▶ SOURCE RECORDS

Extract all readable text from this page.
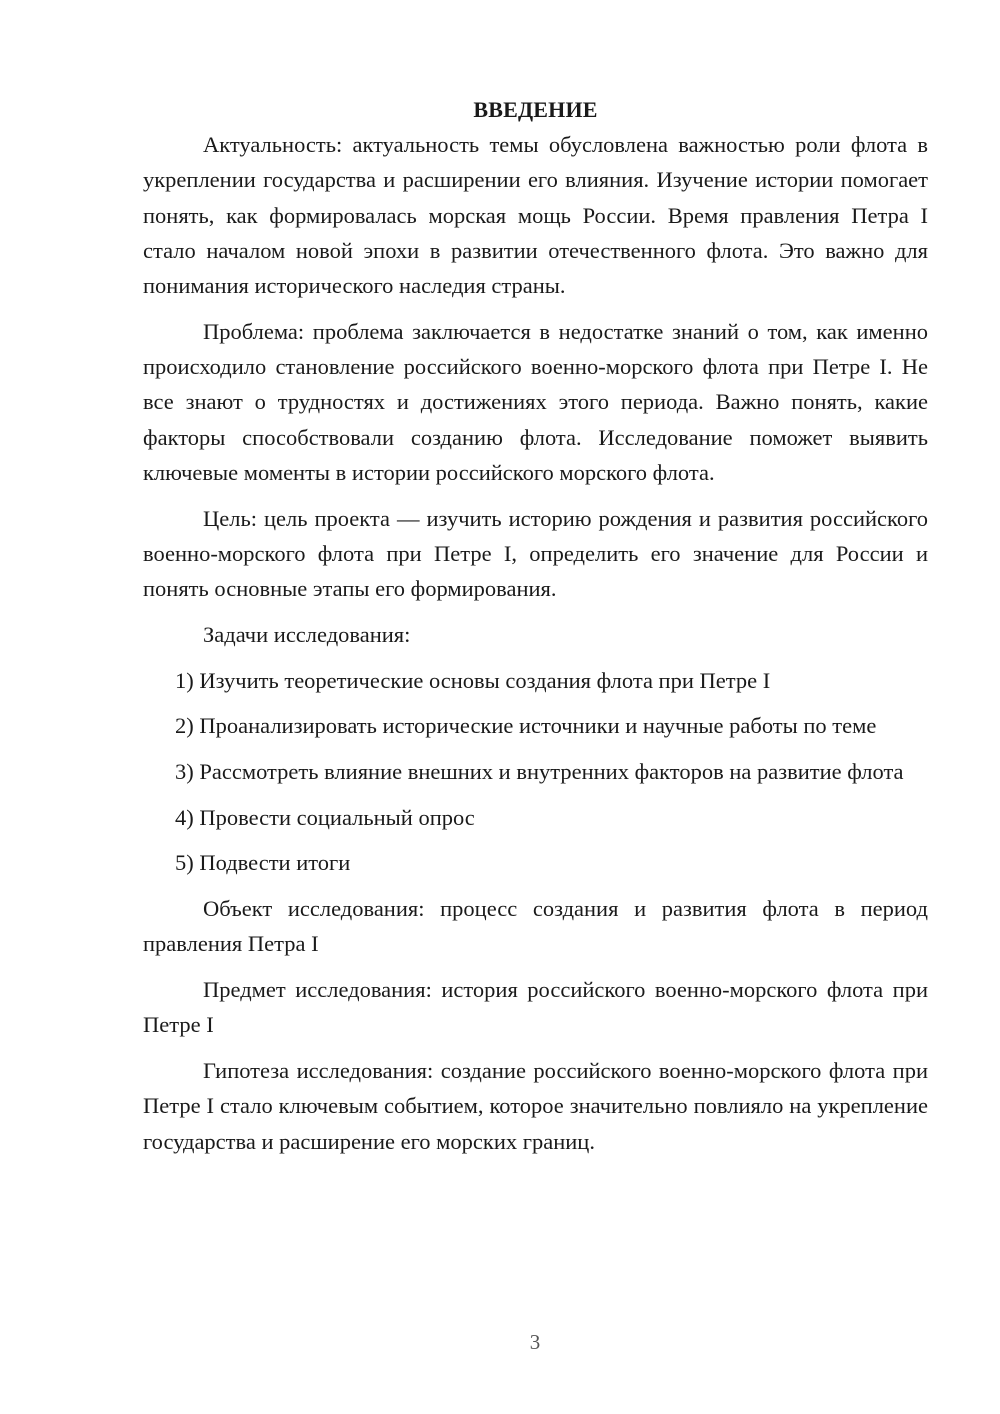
ВВЕДЕНИЕ

Актуальность: актуальность темы обусловлена важностью роли флота в укреплении государства и расширении его влияния. Изучение истории помогает понять, как формировалась морская мощь России. Время правления Петра I стало началом новой эпохи в развитии отечественного флота. Это важно для понимания исторического наследия страны.

Проблема: проблема заключается в недостатке знаний о том, как именно происходило становление российского военно-морского флота при Петре I. Не все знают о трудностях и достижениях этого периода. Важно понять, какие факторы способствовали созданию флота. Исследование поможет выявить ключевые моменты в истории российского морского флота.

Цель: цель проекта — изучить историю рождения и развития российского военно-морского флота при Петре I, определить его значение для России и понять основные этапы его формирования.

Задачи исследования:

1) Изучить теоретические основы создания флота при Петре I

2) Проанализировать исторические источники и научные работы по теме

3) Рассмотреть влияние внешних и внутренних факторов на развитие флота

4) Провести социальный опрос

5) Подвести итоги

Объект исследования: процесс создания и развития флота в период правления Петра I

Предмет исследования: история российского военно-морского флота при Петре I

Гипотеза исследования: создание российского военно-морского флота при Петре I стало ключевым событием, которое значительно повлияло на укрепление государства и расширение его морских границ.

3
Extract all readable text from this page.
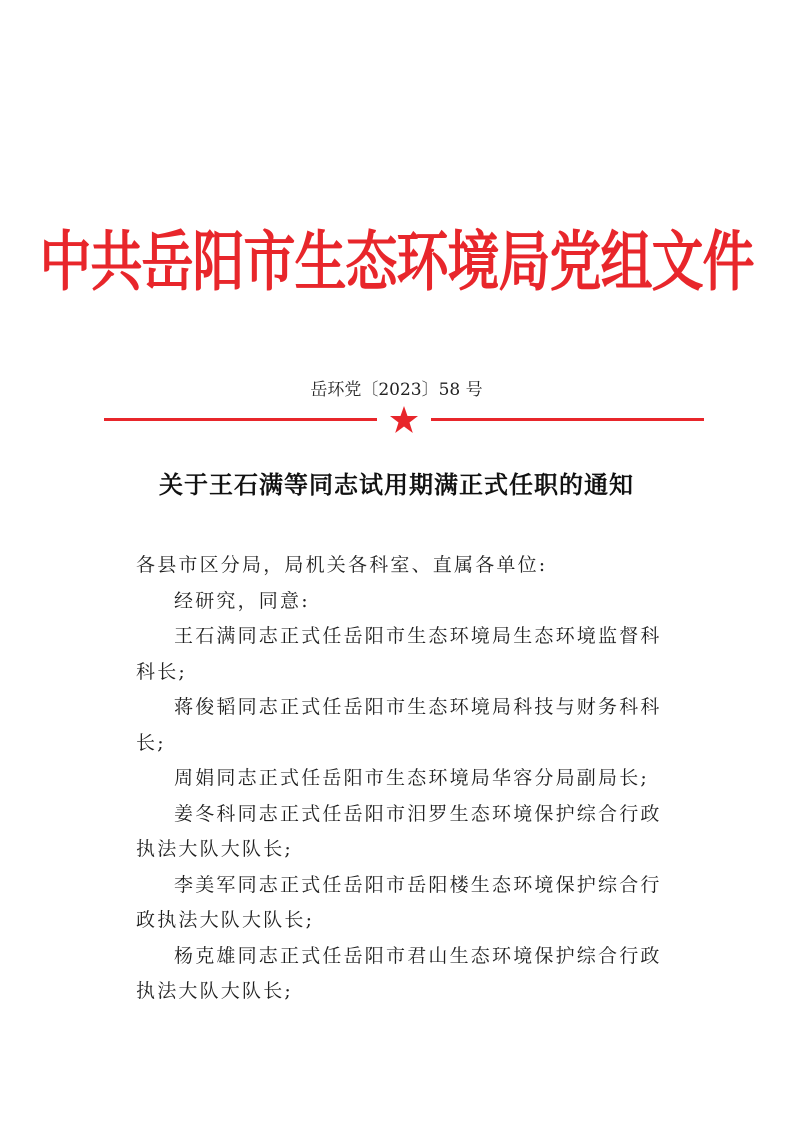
中共岳阳市生态环境局党组文件
岳环党〔2023〕58 号
关于王石满等同志试用期满正式任职的通知

各县市区分局，局机关各科室、直属各单位:

经研究，同意:

王石满同志正式任岳阳市生态环境局生态环境监督科科长;

蒋俊韬同志正式任岳阳市生态环境局科技与财务科科长;

周娟同志正式任岳阳市生态环境局华容分局副局长;

姜冬科同志正式任岳阳市汨罗生态环境保护综合行政执法大队大队长;

李美军同志正式任岳阳市岳阳楼生态环境保护综合行政执法大队大队长;

杨克雄同志正式任岳阳市君山生态环境保护综合行政执法大队大队长;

▶ WORK TO DO
Reproduce the whole listing word for word, setting aside any pictures.

▶ ANSWER TO THE PROBLEM
Extract all readable text from this page.
ВВЕДЕНИЕ

Актуальность: актуальность темы обусловлена важностью роли флота в укреплении государства и расширении его влияния. Изучение истории помогает понять, как формировалась морская мощь России. Время правления Петра I стало началом новой эпохи в развитии отечественного флота. Это важно для понимания исторического наследия страны.

Проблема: проблема заключается в недостатке знаний о том, как именно происходило становление российского военно-морского флота при Петре I. Не все знают о трудностях и достижениях этого периода. Важно понять, какие факторы способствовали созданию флота. Исследование поможет выявить ключевые моменты в истории российского морского флота.

Цель: цель проекта — изучить историю рождения и развития российского военно-морского флота при Петре I, определить его значение для России и понять основные этапы его формирования.

Задачи исследования:

1) Изучить теоретические основы создания флота при Петре I

2) Проанализировать исторические источники и научные работы по теме

3) Рассмотреть влияние внешних и внутренних факторов на развитие флота

4) Провести социальный опрос

5) Подвести итоги

Объект исследования: процесс создания и развития флота в период правления Петра I

Предмет исследования: история российского военно-морского флота при Петре I

Гипотеза исследования: создание российского военно-морского флота при Петре I стало ключевым событием, которое значительно повлияло на укрепление государства и расширение его морских границ.

3
Extract all readable text from this page.
中共岳阳市生态环境局党组文件
岳环党〔2023〕58 号
关于王石满等同志试用期满正式任职的通知

各县市区分局，局机关各科室、直属各单位:

经研究，同意:

王石满同志正式任岳阳市生态环境局生态环境监督科科长;

蒋俊韬同志正式任岳阳市生态环境局科技与财务科科长;

周娟同志正式任岳阳市生态环境局华容分局副局长;

姜冬科同志正式任岳阳市汨罗生态环境保护综合行政执法大队大队长;

李美军同志正式任岳阳市岳阳楼生态环境保护综合行政执法大队大队长;

杨克雄同志正式任岳阳市君山生态环境保护综合行政执法大队大队长;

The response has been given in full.